● **Stored items**:
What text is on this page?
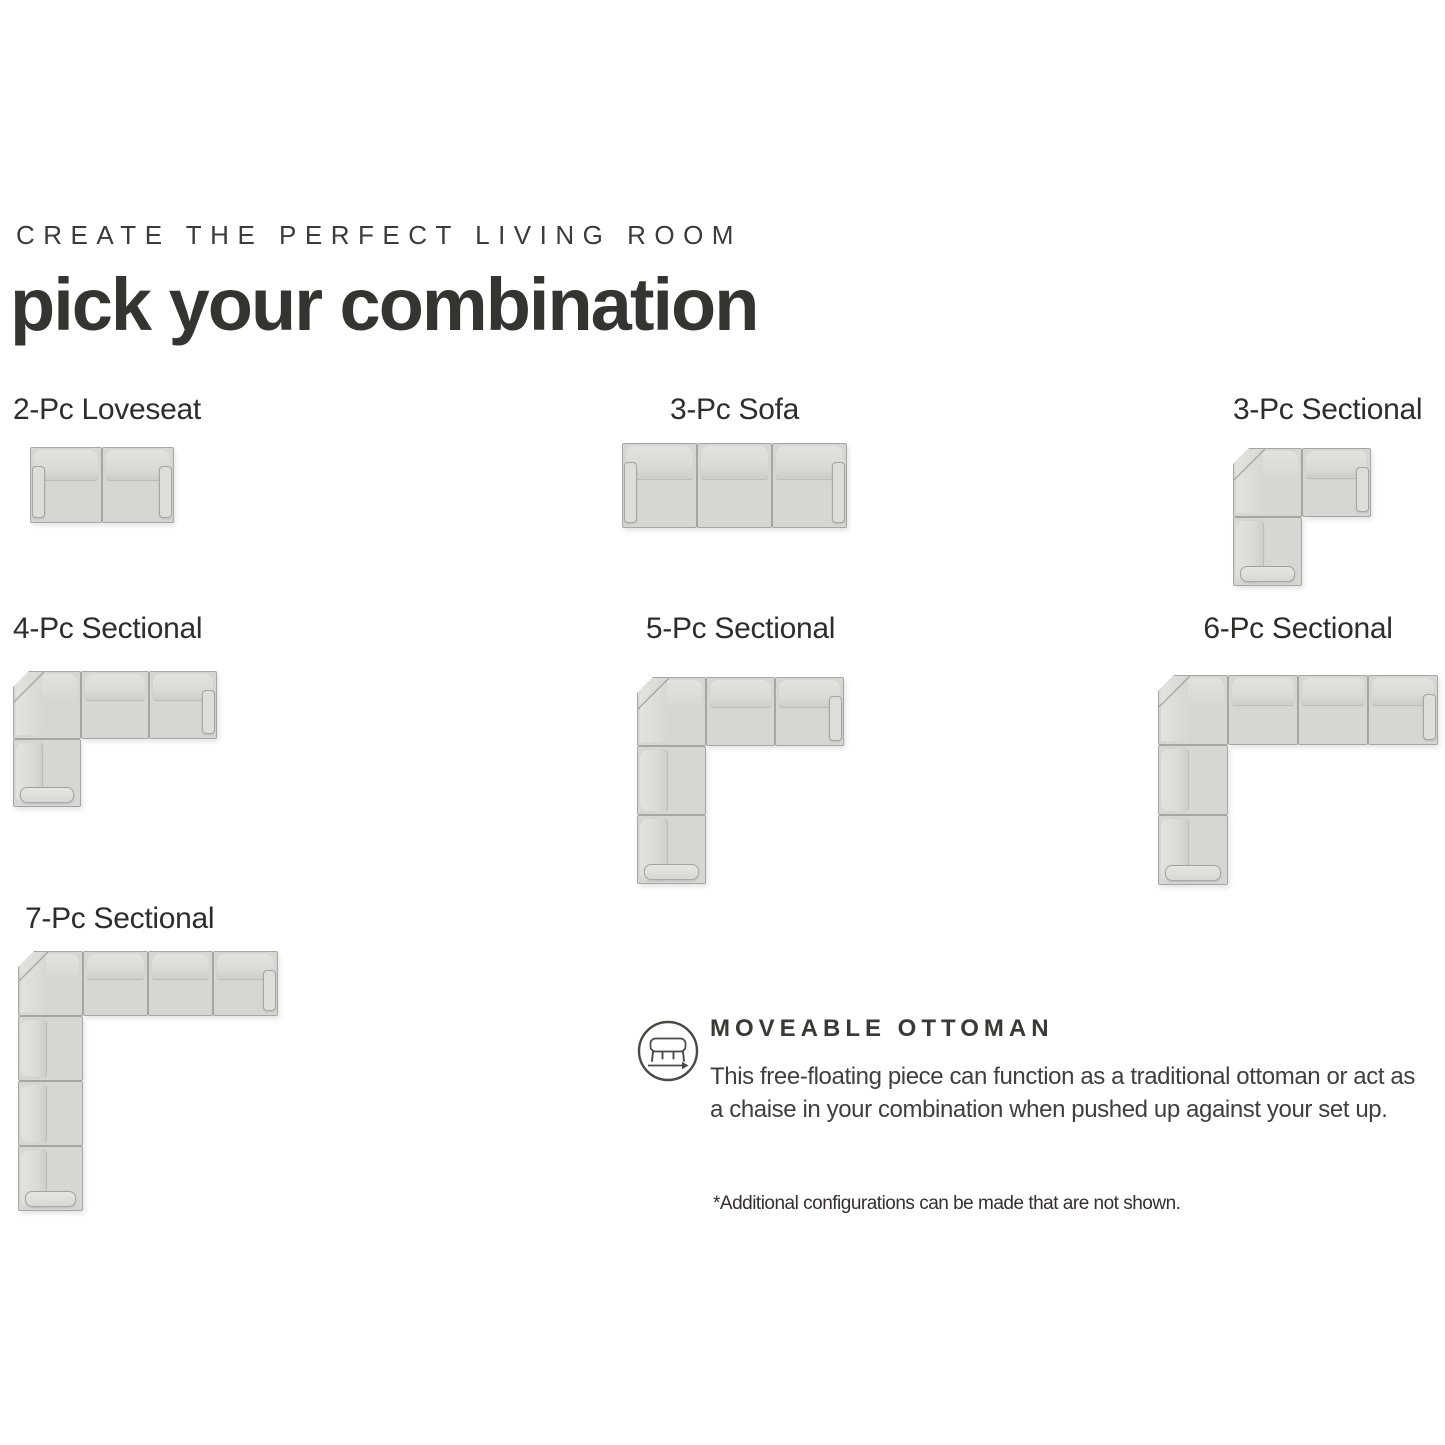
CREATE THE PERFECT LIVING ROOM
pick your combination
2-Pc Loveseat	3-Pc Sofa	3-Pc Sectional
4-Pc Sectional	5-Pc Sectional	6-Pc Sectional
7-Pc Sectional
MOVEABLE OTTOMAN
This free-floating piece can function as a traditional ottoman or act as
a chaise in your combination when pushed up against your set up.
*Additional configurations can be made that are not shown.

● **WHAT IS BEING ASKED**:
Output the records above exactly; leave out the pictures.

● **RESULT**:
What text is on this page?
CREATE THE PERFECT LIVING ROOM
pick your combination
2-Pc Loveseat	3-Pc Sofa	3-Pc Sectional
4-Pc Sectional	5-Pc Sectional	6-Pc Sectional
7-Pc Sectional
MOVEABLE OTTOMAN
This free-floating piece can function as a traditional ottoman or act as
a chaise in your combination when pushed up against your set up.
*Additional configurations can be made that are not shown.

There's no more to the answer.